(Selected text)
Type VII collagen is a major component of anchoring fibrils, which are
800-nm-long centrosymmetrically cross-banded fibrils that are believed to
secure the attachment of certain epithelial basement membranes to the
underlying stromal matrix. The ultrastructure of the anchoring fibrils is
highly variable, suggesting that the fibrils are flexible. Flexibility
measurements along the length of the triple-helical domain of type VII
procollagen indicate that major flexible sites correlate well with known
discontinuities in the (Gly-X-Y)n repeating sequence. Therefore, the
helical disruptions may account for the tortuous shapes of anchoring
fibrils observed ultrastructurally. The centrosymmetrical banding pattern
observed for anchoring fibrils results from the unstaggered lateral packing
of antiparallel type VII collagen dimers that form these structures. This
antiparallel arrangement is specified by disulfide bonds formed at the
margins of a 60-nm overlap of the amino termini. As long as these disulfide
bonds remain intact, they protect the amino-terminal overlapping triple
helices from collagenase digestion. This disulfide-bonded pair of triple
helices is termed C-1. Large nonhelical domains (NC-1) extend from both
ends of the anchoring fibrils and are believed to interact with the
basement membrane or with anchoring plaques. Rotary shadowing of the NC-1
domains showed trident- like shapes, suggesting that a single alpha-chain
contributed the structure of each arm and that the three arms were
extended. Biochemical and biophysical analyses of NC-1 domains
independently confirm these suggestions and imply that the arms of NC-1
domains are identical and individually capable of interactions with
basement membrane components, potentially allowing trivalent interaction of
type VII collagen with various macromolecules.

(Aim of the exercise) Return the passage on type VII collagen and anchoring fibrils above in full, reproducing every word and punctuation mark without alteration.

(Supplied records)
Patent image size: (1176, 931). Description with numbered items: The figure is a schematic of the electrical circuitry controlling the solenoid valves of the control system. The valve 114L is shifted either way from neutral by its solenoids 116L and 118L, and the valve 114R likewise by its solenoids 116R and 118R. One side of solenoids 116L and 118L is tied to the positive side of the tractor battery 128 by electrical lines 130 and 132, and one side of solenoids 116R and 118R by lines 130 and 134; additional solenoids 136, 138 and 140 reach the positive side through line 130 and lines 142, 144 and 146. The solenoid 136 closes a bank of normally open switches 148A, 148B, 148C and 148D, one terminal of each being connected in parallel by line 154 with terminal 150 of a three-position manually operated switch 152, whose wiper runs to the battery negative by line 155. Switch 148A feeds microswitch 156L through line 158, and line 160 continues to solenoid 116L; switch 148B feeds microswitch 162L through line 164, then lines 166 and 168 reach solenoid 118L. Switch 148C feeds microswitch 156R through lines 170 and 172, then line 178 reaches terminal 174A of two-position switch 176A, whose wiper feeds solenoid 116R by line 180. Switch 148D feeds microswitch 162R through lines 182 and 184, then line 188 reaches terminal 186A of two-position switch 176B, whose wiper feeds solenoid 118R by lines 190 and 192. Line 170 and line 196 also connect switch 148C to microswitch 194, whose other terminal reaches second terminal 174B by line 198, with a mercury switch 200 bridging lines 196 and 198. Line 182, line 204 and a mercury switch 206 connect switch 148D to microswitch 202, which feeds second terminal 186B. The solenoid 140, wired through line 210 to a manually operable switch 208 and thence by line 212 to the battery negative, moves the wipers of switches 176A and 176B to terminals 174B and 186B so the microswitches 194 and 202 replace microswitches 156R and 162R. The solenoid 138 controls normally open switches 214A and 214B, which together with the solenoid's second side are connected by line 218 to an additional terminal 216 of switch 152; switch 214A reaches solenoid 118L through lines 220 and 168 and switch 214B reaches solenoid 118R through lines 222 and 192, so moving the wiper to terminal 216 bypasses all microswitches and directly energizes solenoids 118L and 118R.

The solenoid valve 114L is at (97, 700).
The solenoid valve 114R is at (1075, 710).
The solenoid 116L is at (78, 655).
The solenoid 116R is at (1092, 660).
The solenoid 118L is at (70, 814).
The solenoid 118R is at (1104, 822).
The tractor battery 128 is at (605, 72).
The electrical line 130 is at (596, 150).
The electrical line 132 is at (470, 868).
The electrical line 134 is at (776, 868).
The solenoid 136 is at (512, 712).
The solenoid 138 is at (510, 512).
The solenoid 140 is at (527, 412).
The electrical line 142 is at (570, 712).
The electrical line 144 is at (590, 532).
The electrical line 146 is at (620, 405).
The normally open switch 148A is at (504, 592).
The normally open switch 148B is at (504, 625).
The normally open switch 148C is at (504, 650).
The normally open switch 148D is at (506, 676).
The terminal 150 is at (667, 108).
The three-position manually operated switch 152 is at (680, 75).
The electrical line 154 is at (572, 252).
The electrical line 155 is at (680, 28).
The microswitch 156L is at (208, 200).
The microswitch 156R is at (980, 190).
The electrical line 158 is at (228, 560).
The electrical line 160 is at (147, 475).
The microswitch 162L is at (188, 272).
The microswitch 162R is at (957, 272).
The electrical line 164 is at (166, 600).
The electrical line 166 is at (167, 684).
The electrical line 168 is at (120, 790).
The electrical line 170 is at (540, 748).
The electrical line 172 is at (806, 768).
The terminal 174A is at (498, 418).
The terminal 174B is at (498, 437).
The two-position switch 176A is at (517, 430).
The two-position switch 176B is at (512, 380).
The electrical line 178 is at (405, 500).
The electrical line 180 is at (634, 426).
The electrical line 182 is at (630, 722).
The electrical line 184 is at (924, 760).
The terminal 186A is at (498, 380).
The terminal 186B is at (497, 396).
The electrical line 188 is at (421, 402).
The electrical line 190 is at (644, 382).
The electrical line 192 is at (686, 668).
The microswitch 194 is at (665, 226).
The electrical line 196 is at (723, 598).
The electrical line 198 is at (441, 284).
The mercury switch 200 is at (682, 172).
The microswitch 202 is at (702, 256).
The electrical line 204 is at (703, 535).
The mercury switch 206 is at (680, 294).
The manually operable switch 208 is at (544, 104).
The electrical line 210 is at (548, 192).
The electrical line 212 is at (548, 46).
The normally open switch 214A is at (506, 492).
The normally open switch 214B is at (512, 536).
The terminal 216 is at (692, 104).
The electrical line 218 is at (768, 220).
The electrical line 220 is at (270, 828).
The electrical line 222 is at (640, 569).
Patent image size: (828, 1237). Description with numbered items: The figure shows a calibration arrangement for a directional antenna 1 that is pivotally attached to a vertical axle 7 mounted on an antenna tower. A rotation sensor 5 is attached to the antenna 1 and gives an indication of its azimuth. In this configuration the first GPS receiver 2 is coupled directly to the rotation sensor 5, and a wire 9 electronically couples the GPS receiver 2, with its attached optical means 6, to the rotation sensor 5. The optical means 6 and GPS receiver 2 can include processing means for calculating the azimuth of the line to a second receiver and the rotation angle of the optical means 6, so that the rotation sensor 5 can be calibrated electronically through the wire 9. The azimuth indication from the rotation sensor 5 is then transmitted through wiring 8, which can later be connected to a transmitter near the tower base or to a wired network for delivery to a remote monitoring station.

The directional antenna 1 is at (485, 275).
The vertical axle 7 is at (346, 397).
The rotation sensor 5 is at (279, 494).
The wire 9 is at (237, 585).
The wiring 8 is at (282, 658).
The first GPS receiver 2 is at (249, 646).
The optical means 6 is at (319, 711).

(Task response)
Type VII collagen is a major component of anchoring fibrils, which are
800-nm-long centrosymmetrically cross-banded fibrils that are believed to
secure the attachment of certain epithelial basement membranes to the
underlying stromal matrix. The ultrastructure of the anchoring fibrils is
highly variable, suggesting that the fibrils are flexible. Flexibility
measurements along the length of the triple-helical domain of type VII
procollagen indicate that major flexible sites correlate well with known
discontinuities in the (Gly-X-Y)n repeating sequence. Therefore, the
helical disruptions may account for the tortuous shapes of anchoring
fibrils observed ultrastructurally. The centrosymmetrical banding pattern
observed for anchoring fibrils results from the unstaggered lateral packing
of antiparallel type VII collagen dimers that form these structures. This
antiparallel arrangement is specified by disulfide bonds formed at the
margins of a 60-nm overlap of the amino termini. As long as these disulfide
bonds remain intact, they protect the amino-terminal overlapping triple
helices from collagenase digestion. This disulfide-bonded pair of triple
helices is termed C-1. Large nonhelical domains (NC-1) extend from both
ends of the anchoring fibrils and are believed to interact with the
basement membrane or with anchoring plaques. Rotary shadowing of the NC-1
domains showed trident- like shapes, suggesting that a single alpha-chain
contributed the structure of each arm and that the three arms were
extended. Biochemical and biophysical analyses of NC-1 domains
independently confirm these suggestions and imply that the arms of NC-1
domains are identical and individually capable of interactions with
basement membrane components, potentially allowing trivalent interaction of
type VII collagen with various macromolecules.